• [Short task]:
Hunt for the word "this" across the entries below, copying each line that holds it.

• [Stored items]:
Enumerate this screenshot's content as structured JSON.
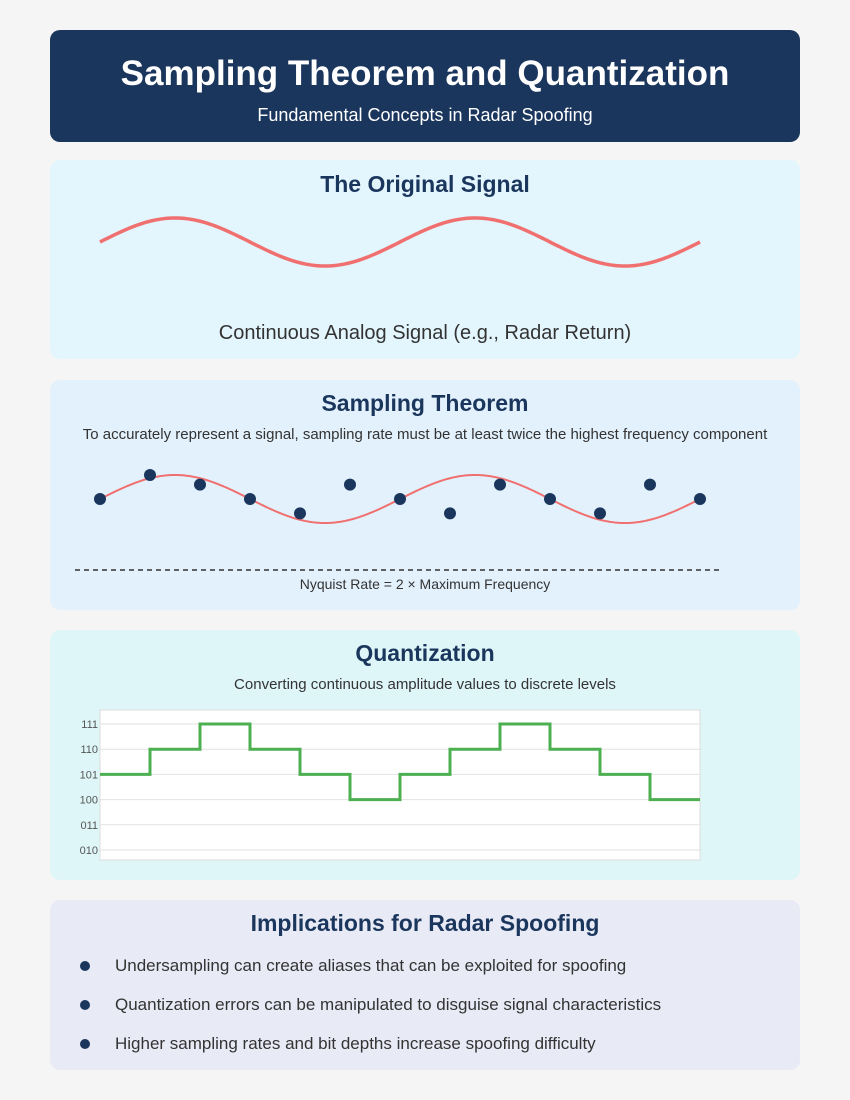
{
  "header": {
    "title": "Sampling Theorem and Quantization",
    "subtitle": "Fundamental Concepts in Radar Spoofing"
  },
  "colors": {
    "header_bg": "#1b365d",
    "signal": "#f07070",
    "sample_dot": "#1b365d",
    "quant_line": "#4caf50"
  },
  "original_signal": {
    "title": "The Original Signal",
    "caption": "Continuous Analog Signal (e.g., Radar Return)",
    "cycles": 2
  },
  "sampling": {
    "title": "Sampling Theorem",
    "description": "To accurately represent a signal, sampling rate must be at least twice the highest frequency component",
    "nyquist_label": "Nyquist Rate = 2 × Maximum Frequency",
    "sample_values": [
      0,
      1,
      0.6,
      0,
      -0.6,
      0.6,
      0,
      -0.6,
      0.6,
      0,
      -0.6,
      0.6,
      0
    ]
  },
  "quantization": {
    "title": "Quantization",
    "description": "Converting continuous amplitude values to discrete levels",
    "levels": [
      "111",
      "110",
      "101",
      "100",
      "011",
      "010"
    ],
    "steps": [
      "101",
      "110",
      "111",
      "110",
      "101",
      "100",
      "101",
      "110",
      "111",
      "110",
      "101",
      "100"
    ]
  },
  "implications": {
    "title": "Implications for Radar Spoofing",
    "items": [
      "Undersampling can create aliases that can be exploited for spoofing",
      "Quantization errors can be manipulated to disguise signal characteristics",
      "Higher sampling rates and bit depths increase spoofing difficulty"
    ]
  }
}
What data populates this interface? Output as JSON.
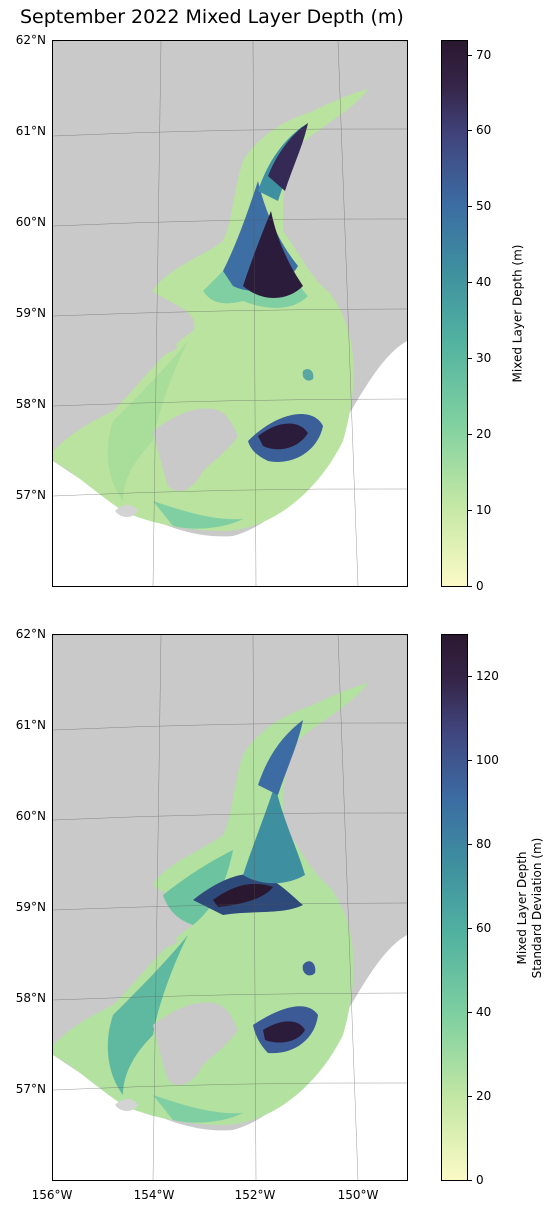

• [Full answer]:
Enumerate this screenshot's content as structured JSON.
What data populates this interface? Output as JSON.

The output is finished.